Required work >>
Write out the listing below again, precisely as it is given.

====== Provided data

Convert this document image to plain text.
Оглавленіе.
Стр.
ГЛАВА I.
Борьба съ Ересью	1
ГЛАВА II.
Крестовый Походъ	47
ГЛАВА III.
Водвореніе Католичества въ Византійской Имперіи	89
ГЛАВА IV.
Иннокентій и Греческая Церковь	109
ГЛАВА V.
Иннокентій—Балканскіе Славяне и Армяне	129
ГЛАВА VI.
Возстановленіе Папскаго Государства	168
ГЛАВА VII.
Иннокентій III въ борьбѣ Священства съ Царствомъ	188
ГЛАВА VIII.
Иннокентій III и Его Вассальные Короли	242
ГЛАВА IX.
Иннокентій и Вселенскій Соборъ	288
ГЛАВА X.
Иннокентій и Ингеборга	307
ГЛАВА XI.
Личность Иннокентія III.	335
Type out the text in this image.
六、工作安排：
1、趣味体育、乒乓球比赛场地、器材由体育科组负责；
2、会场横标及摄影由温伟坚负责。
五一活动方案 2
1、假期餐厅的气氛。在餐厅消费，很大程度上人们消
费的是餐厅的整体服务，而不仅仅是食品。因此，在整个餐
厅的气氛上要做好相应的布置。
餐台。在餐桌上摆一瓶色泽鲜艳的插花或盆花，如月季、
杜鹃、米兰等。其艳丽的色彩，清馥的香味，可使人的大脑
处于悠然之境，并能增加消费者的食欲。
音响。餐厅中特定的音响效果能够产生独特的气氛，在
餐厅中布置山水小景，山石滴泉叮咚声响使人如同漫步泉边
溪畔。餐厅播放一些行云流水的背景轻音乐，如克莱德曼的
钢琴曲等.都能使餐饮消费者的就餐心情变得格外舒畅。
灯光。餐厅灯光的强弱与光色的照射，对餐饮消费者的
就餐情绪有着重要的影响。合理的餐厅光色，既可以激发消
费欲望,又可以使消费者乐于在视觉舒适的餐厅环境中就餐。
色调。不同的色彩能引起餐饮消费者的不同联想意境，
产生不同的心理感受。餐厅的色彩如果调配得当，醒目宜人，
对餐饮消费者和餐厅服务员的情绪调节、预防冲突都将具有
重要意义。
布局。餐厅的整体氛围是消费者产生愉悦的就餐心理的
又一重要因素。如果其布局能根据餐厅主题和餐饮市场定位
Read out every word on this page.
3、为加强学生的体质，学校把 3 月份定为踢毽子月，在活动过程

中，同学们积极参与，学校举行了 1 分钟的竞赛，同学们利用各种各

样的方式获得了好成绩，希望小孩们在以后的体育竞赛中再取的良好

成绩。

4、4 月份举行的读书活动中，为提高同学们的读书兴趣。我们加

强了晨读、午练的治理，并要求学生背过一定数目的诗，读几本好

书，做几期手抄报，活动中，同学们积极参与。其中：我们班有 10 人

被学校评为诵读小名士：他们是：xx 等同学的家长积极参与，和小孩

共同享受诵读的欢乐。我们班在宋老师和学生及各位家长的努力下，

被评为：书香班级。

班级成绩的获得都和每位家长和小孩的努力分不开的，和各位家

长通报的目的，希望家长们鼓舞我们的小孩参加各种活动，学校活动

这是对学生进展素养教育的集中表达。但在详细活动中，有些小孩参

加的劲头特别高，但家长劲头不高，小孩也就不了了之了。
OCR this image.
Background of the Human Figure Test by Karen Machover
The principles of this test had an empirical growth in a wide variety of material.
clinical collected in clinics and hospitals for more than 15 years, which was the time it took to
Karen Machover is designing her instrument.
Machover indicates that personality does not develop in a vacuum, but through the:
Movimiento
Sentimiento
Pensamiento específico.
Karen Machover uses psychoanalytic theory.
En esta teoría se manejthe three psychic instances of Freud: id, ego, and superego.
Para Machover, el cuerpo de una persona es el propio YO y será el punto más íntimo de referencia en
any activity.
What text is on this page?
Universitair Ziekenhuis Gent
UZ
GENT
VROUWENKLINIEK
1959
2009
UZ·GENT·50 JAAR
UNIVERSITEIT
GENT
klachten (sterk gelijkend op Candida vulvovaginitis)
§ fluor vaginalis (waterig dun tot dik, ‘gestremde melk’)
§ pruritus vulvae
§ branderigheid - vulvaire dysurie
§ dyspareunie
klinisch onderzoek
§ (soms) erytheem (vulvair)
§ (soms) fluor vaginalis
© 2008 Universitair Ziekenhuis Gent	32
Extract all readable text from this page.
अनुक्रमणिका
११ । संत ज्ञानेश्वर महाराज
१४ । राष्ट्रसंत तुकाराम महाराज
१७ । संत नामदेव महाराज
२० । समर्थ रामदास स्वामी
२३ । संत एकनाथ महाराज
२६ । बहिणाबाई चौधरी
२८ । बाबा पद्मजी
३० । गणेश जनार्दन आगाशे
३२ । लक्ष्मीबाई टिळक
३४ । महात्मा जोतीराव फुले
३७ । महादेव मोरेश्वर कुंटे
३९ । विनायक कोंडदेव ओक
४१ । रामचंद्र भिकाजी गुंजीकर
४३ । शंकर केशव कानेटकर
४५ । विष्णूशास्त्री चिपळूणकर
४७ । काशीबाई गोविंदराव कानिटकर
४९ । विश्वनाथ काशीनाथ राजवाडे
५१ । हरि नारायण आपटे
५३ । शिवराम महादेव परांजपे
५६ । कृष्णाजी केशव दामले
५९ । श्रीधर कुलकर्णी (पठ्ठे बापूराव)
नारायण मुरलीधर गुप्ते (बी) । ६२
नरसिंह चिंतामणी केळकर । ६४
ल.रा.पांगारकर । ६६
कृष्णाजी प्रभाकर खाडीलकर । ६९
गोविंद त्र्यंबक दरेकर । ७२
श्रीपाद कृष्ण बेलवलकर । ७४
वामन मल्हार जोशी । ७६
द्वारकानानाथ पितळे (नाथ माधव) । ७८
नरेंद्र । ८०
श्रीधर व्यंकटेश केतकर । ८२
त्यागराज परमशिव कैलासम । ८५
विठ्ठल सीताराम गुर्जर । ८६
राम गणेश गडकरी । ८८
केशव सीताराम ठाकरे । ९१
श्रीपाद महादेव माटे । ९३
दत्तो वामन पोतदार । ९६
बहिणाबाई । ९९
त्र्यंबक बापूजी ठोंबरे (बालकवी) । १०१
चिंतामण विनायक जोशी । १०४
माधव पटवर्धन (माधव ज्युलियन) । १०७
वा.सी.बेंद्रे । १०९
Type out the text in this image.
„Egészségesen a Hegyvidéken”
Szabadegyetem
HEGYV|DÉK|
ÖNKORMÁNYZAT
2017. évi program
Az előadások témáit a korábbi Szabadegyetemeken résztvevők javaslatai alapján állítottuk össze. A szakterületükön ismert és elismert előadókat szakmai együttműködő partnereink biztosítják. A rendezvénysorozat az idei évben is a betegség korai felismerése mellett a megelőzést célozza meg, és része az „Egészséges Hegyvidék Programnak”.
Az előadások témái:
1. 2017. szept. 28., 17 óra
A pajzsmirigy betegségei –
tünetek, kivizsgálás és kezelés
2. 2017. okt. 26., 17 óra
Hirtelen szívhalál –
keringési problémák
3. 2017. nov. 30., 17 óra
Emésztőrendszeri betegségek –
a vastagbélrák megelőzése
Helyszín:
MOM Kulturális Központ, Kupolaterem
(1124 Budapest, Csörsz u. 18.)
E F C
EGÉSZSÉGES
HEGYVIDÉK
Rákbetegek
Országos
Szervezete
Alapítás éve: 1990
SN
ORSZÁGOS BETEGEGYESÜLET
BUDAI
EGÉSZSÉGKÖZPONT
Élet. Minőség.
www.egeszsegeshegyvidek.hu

============

In response >>
Convert this document image to plain text.
Оглавленіе.
Стр.
ГЛАВА I.
Борьба съ Ересью	1
ГЛАВА II.
Крестовый Походъ	47
ГЛАВА III.
Водвореніе Католичества въ Византійской Имперіи	89
ГЛАВА IV.
Иннокентій и Греческая Церковь	109
ГЛАВА V.
Иннокентій—Балканскіе Славяне и Армяне	129
ГЛАВА VI.
Возстановленіе Папскаго Государства	168
ГЛАВА VII.
Иннокентій III въ борьбѣ Священства съ Царствомъ	188
ГЛАВА VIII.
Иннокентій III и Его Вассальные Короли	242
ГЛАВА IX.
Иннокентій и Вселенскій Соборъ	288
ГЛАВА X.
Иннокентій и Ингеборга	307
ГЛАВА XI.
Личность Иннокентія III.	335
Type out the text in this image.
六、工作安排：
1、趣味体育、乒乓球比赛场地、器材由体育科组负责；
2、会场横标及摄影由温伟坚负责。
五一活动方案 2
1、假期餐厅的气氛。在餐厅消费，很大程度上人们消
费的是餐厅的整体服务，而不仅仅是食品。因此，在整个餐
厅的气氛上要做好相应的布置。
餐台。在餐桌上摆一瓶色泽鲜艳的插花或盆花，如月季、
杜鹃、米兰等。其艳丽的色彩，清馥的香味，可使人的大脑
处于悠然之境，并能增加消费者的食欲。
音响。餐厅中特定的音响效果能够产生独特的气氛，在
餐厅中布置山水小景，山石滴泉叮咚声响使人如同漫步泉边
溪畔。餐厅播放一些行云流水的背景轻音乐，如克莱德曼的
钢琴曲等.都能使餐饮消费者的就餐心情变得格外舒畅。
灯光。餐厅灯光的强弱与光色的照射，对餐饮消费者的
就餐情绪有着重要的影响。合理的餐厅光色，既可以激发消
费欲望,又可以使消费者乐于在视觉舒适的餐厅环境中就餐。
色调。不同的色彩能引起餐饮消费者的不同联想意境，
产生不同的心理感受。餐厅的色彩如果调配得当，醒目宜人，
对餐饮消费者和餐厅服务员的情绪调节、预防冲突都将具有
重要意义。
布局。餐厅的整体氛围是消费者产生愉悦的就餐心理的
又一重要因素。如果其布局能根据餐厅主题和餐饮市场定位
Read out every word on this page.
3、为加强学生的体质，学校把 3 月份定为踢毽子月，在活动过程

中，同学们积极参与，学校举行了 1 分钟的竞赛，同学们利用各种各

样的方式获得了好成绩，希望小孩们在以后的体育竞赛中再取的良好

成绩。

4、4 月份举行的读书活动中，为提高同学们的读书兴趣。我们加

强了晨读、午练的治理，并要求学生背过一定数目的诗，读几本好

书，做几期手抄报，活动中，同学们积极参与。其中：我们班有 10 人

被学校评为诵读小名士：他们是：xx 等同学的家长积极参与，和小孩

共同享受诵读的欢乐。我们班在宋老师和学生及各位家长的努力下，

被评为：书香班级。

班级成绩的获得都和每位家长和小孩的努力分不开的，和各位家

长通报的目的，希望家长们鼓舞我们的小孩参加各种活动，学校活动

这是对学生进展素养教育的集中表达。但在详细活动中，有些小孩参

加的劲头特别高，但家长劲头不高，小孩也就不了了之了。
OCR this image.
Background of the Human Figure Test by Karen Machover
The principles of this test had an empirical growth in a wide variety of material.
clinical collected in clinics and hospitals for more than 15 years, which was the time it took to
Karen Machover is designing her instrument.
Machover indicates that personality does not develop in a vacuum, but through the:
Movimiento
Sentimiento
Pensamiento específico.
Karen Machover uses psychoanalytic theory.
En esta teoría se manejthe three psychic instances of Freud: id, ego, and superego.
Para Machover, el cuerpo de una persona es el propio YO y será el punto más íntimo de referencia en
any activity.
What text is on this page?
Universitair Ziekenhuis Gent
UZ
GENT
VROUWENKLINIEK
1959
2009
UZ·GENT·50 JAAR
UNIVERSITEIT
GENT
klachten (sterk gelijkend op Candida vulvovaginitis)
§ fluor vaginalis (waterig dun tot dik, ‘gestremde melk’)
§ pruritus vulvae
§ branderigheid - vulvaire dysurie
§ dyspareunie
klinisch onderzoek
§ (soms) erytheem (vulvair)
§ (soms) fluor vaginalis
© 2008 Universitair Ziekenhuis Gent	32
Extract all readable text from this page.
अनुक्रमणिका
११ । संत ज्ञानेश्वर महाराज
१४ । राष्ट्रसंत तुकाराम महाराज
१७ । संत नामदेव महाराज
२० । समर्थ रामदास स्वामी
२३ । संत एकनाथ महाराज
२६ । बहिणाबाई चौधरी
२८ । बाबा पद्मजी
३० । गणेश जनार्दन आगाशे
३२ । लक्ष्मीबाई टिळक
३४ । महात्मा जोतीराव फुले
३७ । महादेव मोरेश्वर कुंटे
३९ । विनायक कोंडदेव ओक
४१ । रामचंद्र भिकाजी गुंजीकर
४३ । शंकर केशव कानेटकर
४५ । विष्णूशास्त्री चिपळूणकर
४७ । काशीबाई गोविंदराव कानिटकर
४९ । विश्वनाथ काशीनाथ राजवाडे
५१ । हरि नारायण आपटे
५३ । शिवराम महादेव परांजपे
५६ । कृष्णाजी केशव दामले
५९ । श्रीधर कुलकर्णी (पठ्ठे बापूराव)
नारायण मुरलीधर गुप्ते (बी) । ६२
नरसिंह चिंतामणी केळकर । ६४
ल.रा.पांगारकर । ६६
कृष्णाजी प्रभाकर खाडीलकर । ६९
गोविंद त्र्यंबक दरेकर । ७२
श्रीपाद कृष्ण बेलवलकर । ७४
वामन मल्हार जोशी । ७६
द्वारकानानाथ पितळे (नाथ माधव) । ७८
नरेंद्र । ८०
श्रीधर व्यंकटेश केतकर । ८२
त्यागराज परमशिव कैलासम । ८५
विठ्ठल सीताराम गुर्जर । ८६
राम गणेश गडकरी । ८८
केशव सीताराम ठाकरे । ९१
श्रीपाद महादेव माटे । ९३
दत्तो वामन पोतदार । ९६
बहिणाबाई । ९९
त्र्यंबक बापूजी ठोंबरे (बालकवी) । १०१
चिंतामण विनायक जोशी । १०४
माधव पटवर्धन (माधव ज्युलियन) । १०७
वा.सी.बेंद्रे । १०९
Type out the text in this image.
„Egészségesen a Hegyvidéken”
Szabadegyetem
HEGYV|DÉK|
ÖNKORMÁNYZAT
2017. évi program
Az előadások témáit a korábbi Szabadegyetemeken résztvevők javaslatai alapján állítottuk össze. A szakterületükön ismert és elismert előadókat szakmai együttműködő partnereink biztosítják. A rendezvénysorozat az idei évben is a betegség korai felismerése mellett a megelőzést célozza meg, és része az „Egészséges Hegyvidék Programnak”.
Az előadások témái:
1. 2017. szept. 28., 17 óra
A pajzsmirigy betegségei –
tünetek, kivizsgálás és kezelés
2. 2017. okt. 26., 17 óra
Hirtelen szívhalál –
keringési problémák
3. 2017. nov. 30., 17 óra
Emésztőrendszeri betegségek –
a vastagbélrák megelőzése
Helyszín:
MOM Kulturális Központ, Kupolaterem
(1124 Budapest, Csörsz u. 18.)
E F C
EGÉSZSÉGES
HEGYVIDÉK
Rákbetegek
Országos
Szervezete
Alapítás éve: 1990
SN
ORSZÁGOS BETEGEGYESÜLET
BUDAI
EGÉSZSÉGKÖZPONT
Élet. Minőség.
www.egeszsegeshegyvidek.hu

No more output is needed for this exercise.